** START OF Stored rows **

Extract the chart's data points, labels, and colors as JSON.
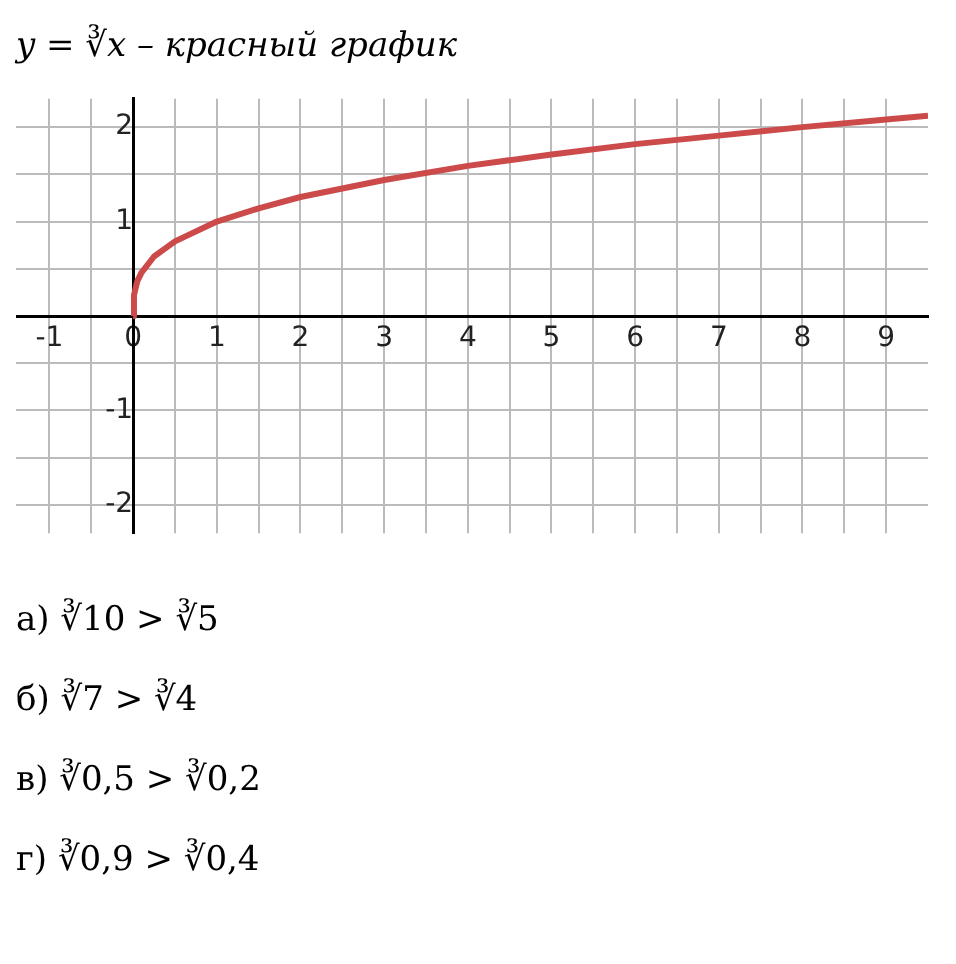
{
  "chart_data": {
    "type": "line",
    "title": "y = ∛x – красный график",
    "x": [
      0,
      0.01,
      0.05,
      0.1,
      0.25,
      0.5,
      1,
      1.5,
      2,
      3,
      4,
      5,
      6,
      7,
      8,
      9,
      9.5
    ],
    "series": [
      {
        "color": "#cc4a4a",
        "values": [
          0,
          0.22,
          0.37,
          0.46,
          0.63,
          0.79,
          1,
          1.14,
          1.26,
          1.44,
          1.59,
          1.71,
          1.82,
          1.91,
          2,
          2.08,
          2.12
        ]
      }
    ],
    "xlim": [
      -1.4,
      9.5
    ],
    "ylim": [
      -2.3,
      2.3
    ],
    "xticks": [
      {
        "value": -1,
        "label": "-1"
      },
      {
        "value": -0.5,
        "label": null
      },
      0,
      {
        "value": 0.5,
        "label": null
      },
      1,
      {
        "value": 1.5,
        "label": null
      },
      2,
      {
        "value": 2.5,
        "label": null
      },
      3,
      {
        "value": 3.5,
        "label": null
      },
      4,
      {
        "value": 4.5,
        "label": null
      },
      5,
      {
        "value": 5.5,
        "label": null
      },
      6,
      {
        "value": 6.5,
        "label": null
      },
      7,
      {
        "value": 7.5,
        "label": null
      },
      8,
      {
        "value": 8.5,
        "label": null
      },
      9
    ],
    "yticks": [
      -2,
      {
        "value": -1.5,
        "label": null
      },
      -1,
      {
        "value": -0.5,
        "label": null
      },
      {
        "value": 0,
        "label": null
      },
      {
        "value": 0.5,
        "label": null
      },
      1,
      {
        "value": 1.5,
        "label": null
      },
      2
    ],
    "grid": true,
    "legend": false,
    "marker": "none",
    "line_style": "solid",
    "annotations": [
      "а) ∛10 > ∛5",
      "б) ∛7 > ∛4",
      "в) ∛0,5 > ∛0,2",
      "г) ∛0,9 > ∛0,4"
    ]
  }
}
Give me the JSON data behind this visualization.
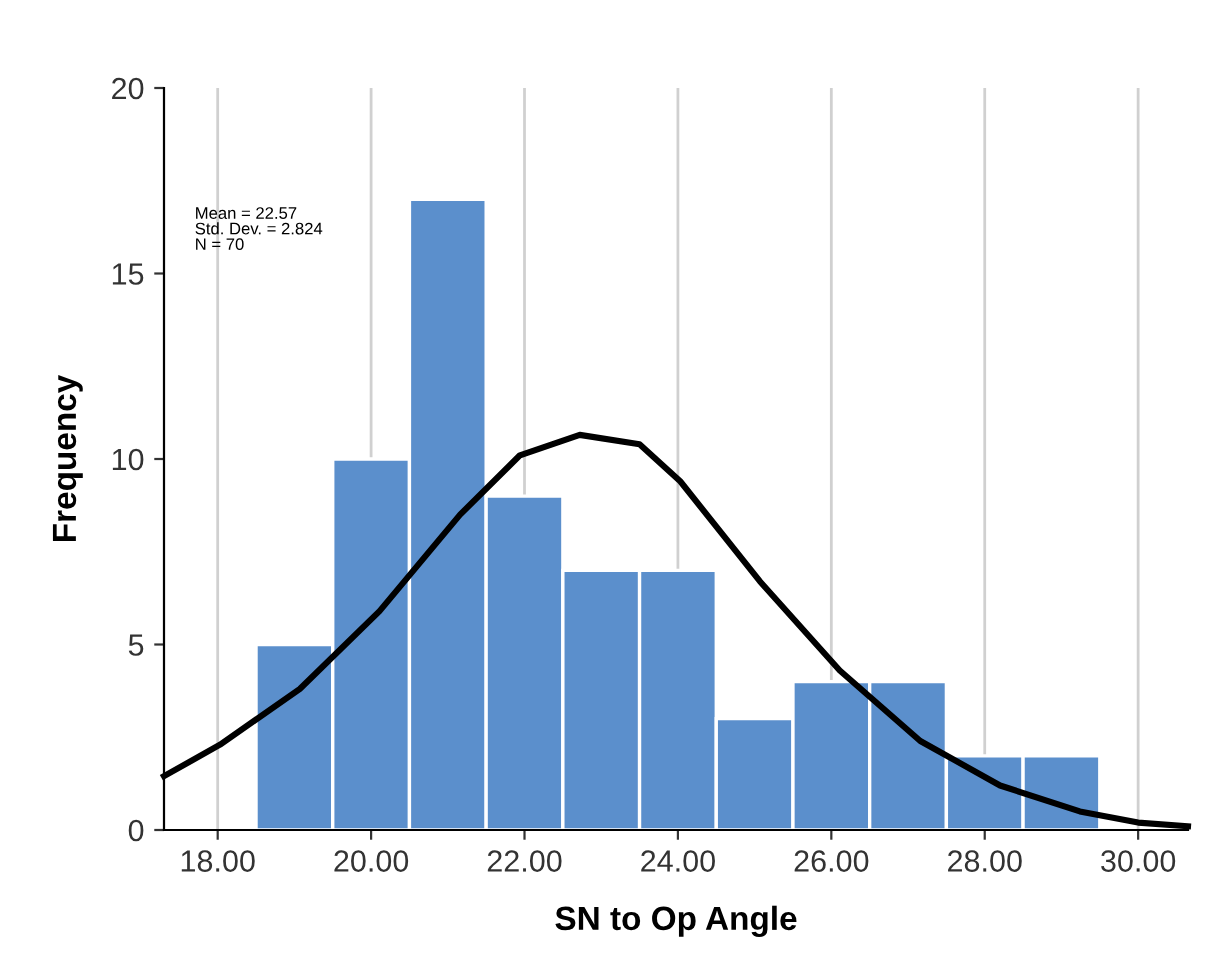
{
  "chart_data": {
    "type": "histogram",
    "xlabel": "SN to Op Angle",
    "ylabel": "Frequency",
    "bins": [
      18.5,
      19.5,
      20.5,
      21.5,
      22.5,
      23.5,
      24.5,
      25.5,
      26.5,
      27.5,
      28.5,
      29.5
    ],
    "values": [
      5,
      10,
      17,
      9,
      7,
      7,
      3,
      4,
      4,
      2,
      2
    ],
    "color": "#5b8fcc",
    "series": [
      {
        "type": "line",
        "color": "#000000",
        "x": [
          17.3,
          18.03,
          19.07,
          20.11,
          21.16,
          21.94,
          22.72,
          23.5,
          24.03,
          25.07,
          26.11,
          27.16,
          28.2,
          29.24,
          30.0,
          30.65
        ],
        "values": [
          1.45,
          2.3,
          3.8,
          5.9,
          8.5,
          10.1,
          10.65,
          10.4,
          9.4,
          6.7,
          4.3,
          2.4,
          1.2,
          0.5,
          0.2,
          0.1
        ]
      }
    ],
    "xlim": [
      17.3,
      30.65
    ],
    "xticks": [
      {
        "value": 18,
        "label": "18.00"
      },
      {
        "value": 20,
        "label": "20.00"
      },
      {
        "value": 22,
        "label": "22.00"
      },
      {
        "value": 24,
        "label": "24.00"
      },
      {
        "value": 26,
        "label": "26.00"
      },
      {
        "value": 28,
        "label": "28.00"
      },
      {
        "value": 30,
        "label": "30.00"
      }
    ],
    "ylim": [
      0,
      20
    ],
    "yticks": [
      0,
      5,
      10,
      15,
      20
    ],
    "grid": "x",
    "annotations": [
      "Mean = 22.57\nStd. Dev. = 2.824\nN = 70"
    ]
  }
}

** END OF Stored rows **

Skipping the pictures, transcribe each line above exactly as it appears.

▸ Correct output:
Extract the chart's data points, labels, and colors as JSON.
{
  "chart_data": {
    "type": "line",
    "title": "y = ∛x – красный график",
    "x": [
      0,
      0.01,
      0.05,
      0.1,
      0.25,
      0.5,
      1,
      1.5,
      2,
      3,
      4,
      5,
      6,
      7,
      8,
      9,
      9.5
    ],
    "series": [
      {
        "color": "#cc4a4a",
        "values": [
          0,
          0.22,
          0.37,
          0.46,
          0.63,
          0.79,
          1,
          1.14,
          1.26,
          1.44,
          1.59,
          1.71,
          1.82,
          1.91,
          2,
          2.08,
          2.12
        ]
      }
    ],
    "xlim": [
      -1.4,
      9.5
    ],
    "ylim": [
      -2.3,
      2.3
    ],
    "xticks": [
      {
        "value": -1,
        "label": "-1"
      },
      {
        "value": -0.5,
        "label": null
      },
      0,
      {
        "value": 0.5,
        "label": null
      },
      1,
      {
        "value": 1.5,
        "label": null
      },
      2,
      {
        "value": 2.5,
        "label": null
      },
      3,
      {
        "value": 3.5,
        "label": null
      },
      4,
      {
        "value": 4.5,
        "label": null
      },
      5,
      {
        "value": 5.5,
        "label": null
      },
      6,
      {
        "value": 6.5,
        "label": null
      },
      7,
      {
        "value": 7.5,
        "label": null
      },
      8,
      {
        "value": 8.5,
        "label": null
      },
      9
    ],
    "yticks": [
      -2,
      {
        "value": -1.5,
        "label": null
      },
      -1,
      {
        "value": -0.5,
        "label": null
      },
      {
        "value": 0,
        "label": null
      },
      {
        "value": 0.5,
        "label": null
      },
      1,
      {
        "value": 1.5,
        "label": null
      },
      2
    ],
    "grid": true,
    "legend": false,
    "marker": "none",
    "line_style": "solid",
    "annotations": [
      "а) ∛10 > ∛5",
      "б) ∛7 > ∛4",
      "в) ∛0,5 > ∛0,2",
      "г) ∛0,9 > ∛0,4"
    ]
  }
}
Give me the JSON data behind this visualization.
{
  "chart_data": {
    "type": "histogram",
    "xlabel": "SN to Op Angle",
    "ylabel": "Frequency",
    "bins": [
      18.5,
      19.5,
      20.5,
      21.5,
      22.5,
      23.5,
      24.5,
      25.5,
      26.5,
      27.5,
      28.5,
      29.5
    ],
    "values": [
      5,
      10,
      17,
      9,
      7,
      7,
      3,
      4,
      4,
      2,
      2
    ],
    "color": "#5b8fcc",
    "series": [
      {
        "type": "line",
        "color": "#000000",
        "x": [
          17.3,
          18.03,
          19.07,
          20.11,
          21.16,
          21.94,
          22.72,
          23.5,
          24.03,
          25.07,
          26.11,
          27.16,
          28.2,
          29.24,
          30.0,
          30.65
        ],
        "values": [
          1.45,
          2.3,
          3.8,
          5.9,
          8.5,
          10.1,
          10.65,
          10.4,
          9.4,
          6.7,
          4.3,
          2.4,
          1.2,
          0.5,
          0.2,
          0.1
        ]
      }
    ],
    "xlim": [
      17.3,
      30.65
    ],
    "xticks": [
      {
        "value": 18,
        "label": "18.00"
      },
      {
        "value": 20,
        "label": "20.00"
      },
      {
        "value": 22,
        "label": "22.00"
      },
      {
        "value": 24,
        "label": "24.00"
      },
      {
        "value": 26,
        "label": "26.00"
      },
      {
        "value": 28,
        "label": "28.00"
      },
      {
        "value": 30,
        "label": "30.00"
      }
    ],
    "ylim": [
      0,
      20
    ],
    "yticks": [
      0,
      5,
      10,
      15,
      20
    ],
    "grid": "x",
    "annotations": [
      "Mean = 22.57\nStd. Dev. = 2.824\nN = 70"
    ]
  }
}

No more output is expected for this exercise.